**WRITTEN REQUEST**: Reproduce every record exactly as it appears, but not the pictures.
TASK INPUTS start
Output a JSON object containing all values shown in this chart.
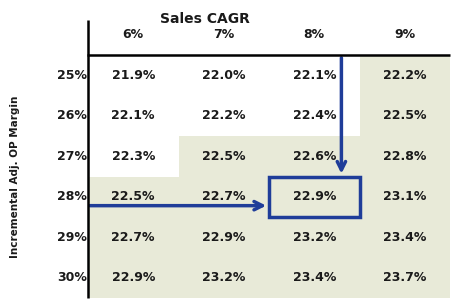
{
  "title": "Sales CAGR",
  "col_header": [
    "6%",
    "7%",
    "8%",
    "9%"
  ],
  "row_header": [
    "25%",
    "26%",
    "27%",
    "28%",
    "29%",
    "30%"
  ],
  "row_label": "Incremental Adj. OP Margin",
  "values": [
    [
      "21.9%",
      "22.0%",
      "22.1%",
      "22.2%"
    ],
    [
      "22.1%",
      "22.2%",
      "22.4%",
      "22.5%"
    ],
    [
      "22.3%",
      "22.5%",
      "22.6%",
      "22.8%"
    ],
    [
      "22.5%",
      "22.7%",
      "22.9%",
      "23.1%"
    ],
    [
      "22.7%",
      "22.9%",
      "23.2%",
      "23.4%"
    ],
    [
      "22.9%",
      "23.2%",
      "23.4%",
      "23.7%"
    ]
  ],
  "highlight_cell": [
    3,
    2
  ],
  "shade_map": [
    [
      false,
      false,
      false,
      true
    ],
    [
      false,
      false,
      false,
      true
    ],
    [
      false,
      true,
      true,
      true
    ],
    [
      true,
      true,
      true,
      true
    ],
    [
      true,
      true,
      true,
      true
    ],
    [
      true,
      true,
      true,
      true
    ]
  ],
  "bg_color_light": "#e8ead8",
  "bg_color_white": "#ffffff",
  "highlight_border_color": "#1f3d99",
  "arrow_color": "#1f3d99",
  "text_color": "#1a1a1a",
  "header_color": "#1a1a1a",
  "figsize": [
    4.57,
    3.01
  ],
  "dpi": 100
}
TASK INPUTS end
**WORKED SOLUTION**:
Output a JSON object containing all values shown in this chart.
{
  "title": "Sales CAGR",
  "col_header": [
    "6%",
    "7%",
    "8%",
    "9%"
  ],
  "row_header": [
    "25%",
    "26%",
    "27%",
    "28%",
    "29%",
    "30%"
  ],
  "row_label": "Incremental Adj. OP Margin",
  "values": [
    [
      "21.9%",
      "22.0%",
      "22.1%",
      "22.2%"
    ],
    [
      "22.1%",
      "22.2%",
      "22.4%",
      "22.5%"
    ],
    [
      "22.3%",
      "22.5%",
      "22.6%",
      "22.8%"
    ],
    [
      "22.5%",
      "22.7%",
      "22.9%",
      "23.1%"
    ],
    [
      "22.7%",
      "22.9%",
      "23.2%",
      "23.4%"
    ],
    [
      "22.9%",
      "23.2%",
      "23.4%",
      "23.7%"
    ]
  ],
  "highlight_cell": [
    3,
    2
  ],
  "shade_map": [
    [
      false,
      false,
      false,
      true
    ],
    [
      false,
      false,
      false,
      true
    ],
    [
      false,
      true,
      true,
      true
    ],
    [
      true,
      true,
      true,
      true
    ],
    [
      true,
      true,
      true,
      true
    ],
    [
      true,
      true,
      true,
      true
    ]
  ],
  "bg_color_light": "#e8ead8",
  "bg_color_white": "#ffffff",
  "highlight_border_color": "#1f3d99",
  "arrow_color": "#1f3d99",
  "text_color": "#1a1a1a",
  "header_color": "#1a1a1a",
  "figsize": [
    4.57,
    3.01
  ],
  "dpi": 100
}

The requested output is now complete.